[Data entries]
::::::

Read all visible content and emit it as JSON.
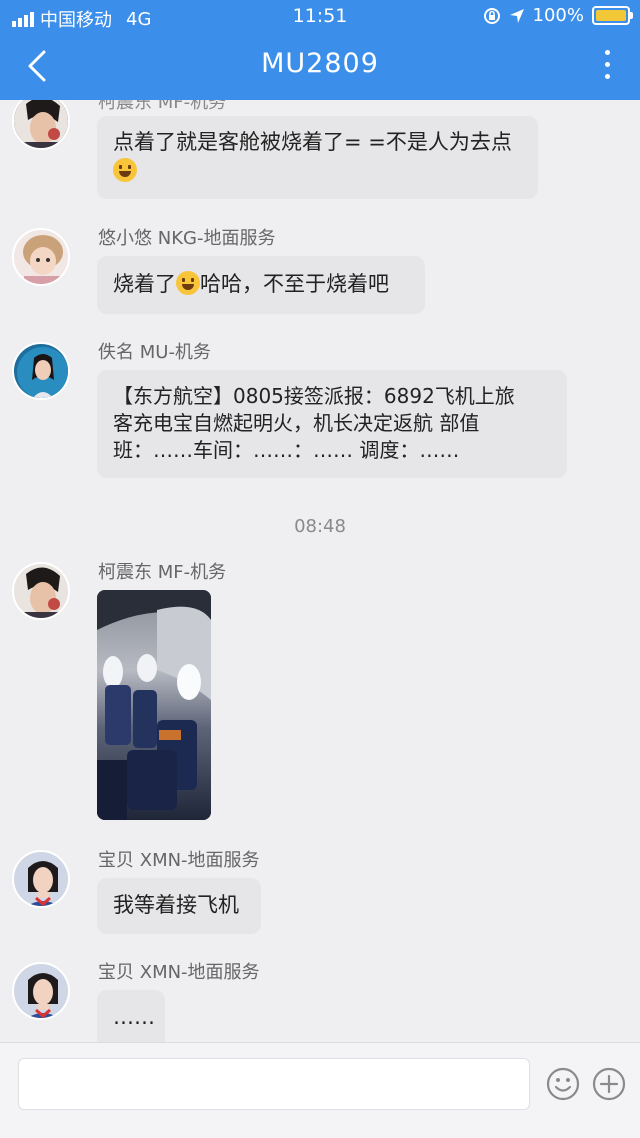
{
  "status_bar": {
    "carrier": "中国移动",
    "network": "4G",
    "time": "11:51",
    "battery": "100%",
    "battery_level": 1.0
  },
  "header": {
    "title": "MU2809"
  },
  "messages": [
    {
      "sender_name": "柯震东",
      "sender_tag": "MF-机务",
      "text": "点着了就是客舱被烧着了= =不是人为去点"
    },
    {
      "sender_name": "悠小悠",
      "sender_tag": "NKG-地面服务",
      "text_before_emoji": "烧着了",
      "text_after_emoji": "哈哈，不至于烧着吧"
    },
    {
      "sender_name": "佚名",
      "sender_tag": "MU-机务",
      "line1": "【东方航空】0805接签派报：6892飞机上旅",
      "line2": "客充电宝自燃起明火，机长决定返航  部值",
      "line3": "班：……车间：……：…… 调度：……"
    },
    {
      "time_separator": "08:48"
    },
    {
      "sender_name": "柯震东",
      "sender_tag": "MF-机务",
      "attachment": "photo"
    },
    {
      "sender_name": "宝贝",
      "sender_tag": "XMN-地面服务",
      "text": "我等着接飞机"
    },
    {
      "sender_name": "宝贝",
      "sender_tag": "XMN-地面服务",
      "text": "……"
    }
  ],
  "input": {
    "placeholder": "",
    "value": ""
  },
  "icons": {
    "back": "back-chevron-icon",
    "more": "more-vertical-icon",
    "emoji": "emoji-icon",
    "add": "add-circle-icon"
  },
  "colors": {
    "header_bg": "#3b8fea",
    "bubble_bg": "#e6e6e8",
    "chat_bg": "#efeff2"
  }
}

::::::

» **TASK DIRECTIONS**
Repeat the data exactly, without the pictures.

» **REPLY TO THE EXERCISE**
Read all visible content and emit it as JSON.
{
  "status_bar": {
    "carrier": "中国移动",
    "network": "4G",
    "time": "11:51",
    "battery": "100%",
    "battery_level": 1.0
  },
  "header": {
    "title": "MU2809"
  },
  "messages": [
    {
      "sender_name": "柯震东",
      "sender_tag": "MF-机务",
      "text": "点着了就是客舱被烧着了= =不是人为去点"
    },
    {
      "sender_name": "悠小悠",
      "sender_tag": "NKG-地面服务",
      "text_before_emoji": "烧着了",
      "text_after_emoji": "哈哈，不至于烧着吧"
    },
    {
      "sender_name": "佚名",
      "sender_tag": "MU-机务",
      "line1": "【东方航空】0805接签派报：6892飞机上旅",
      "line2": "客充电宝自燃起明火，机长决定返航  部值",
      "line3": "班：……车间：……：…… 调度：……"
    },
    {
      "time_separator": "08:48"
    },
    {
      "sender_name": "柯震东",
      "sender_tag": "MF-机务",
      "attachment": "photo"
    },
    {
      "sender_name": "宝贝",
      "sender_tag": "XMN-地面服务",
      "text": "我等着接飞机"
    },
    {
      "sender_name": "宝贝",
      "sender_tag": "XMN-地面服务",
      "text": "……"
    }
  ],
  "input": {
    "placeholder": "",
    "value": ""
  },
  "icons": {
    "back": "back-chevron-icon",
    "more": "more-vertical-icon",
    "emoji": "emoji-icon",
    "add": "add-circle-icon"
  },
  "colors": {
    "header_bg": "#3b8fea",
    "bubble_bg": "#e6e6e8",
    "chat_bg": "#efeff2"
  }
}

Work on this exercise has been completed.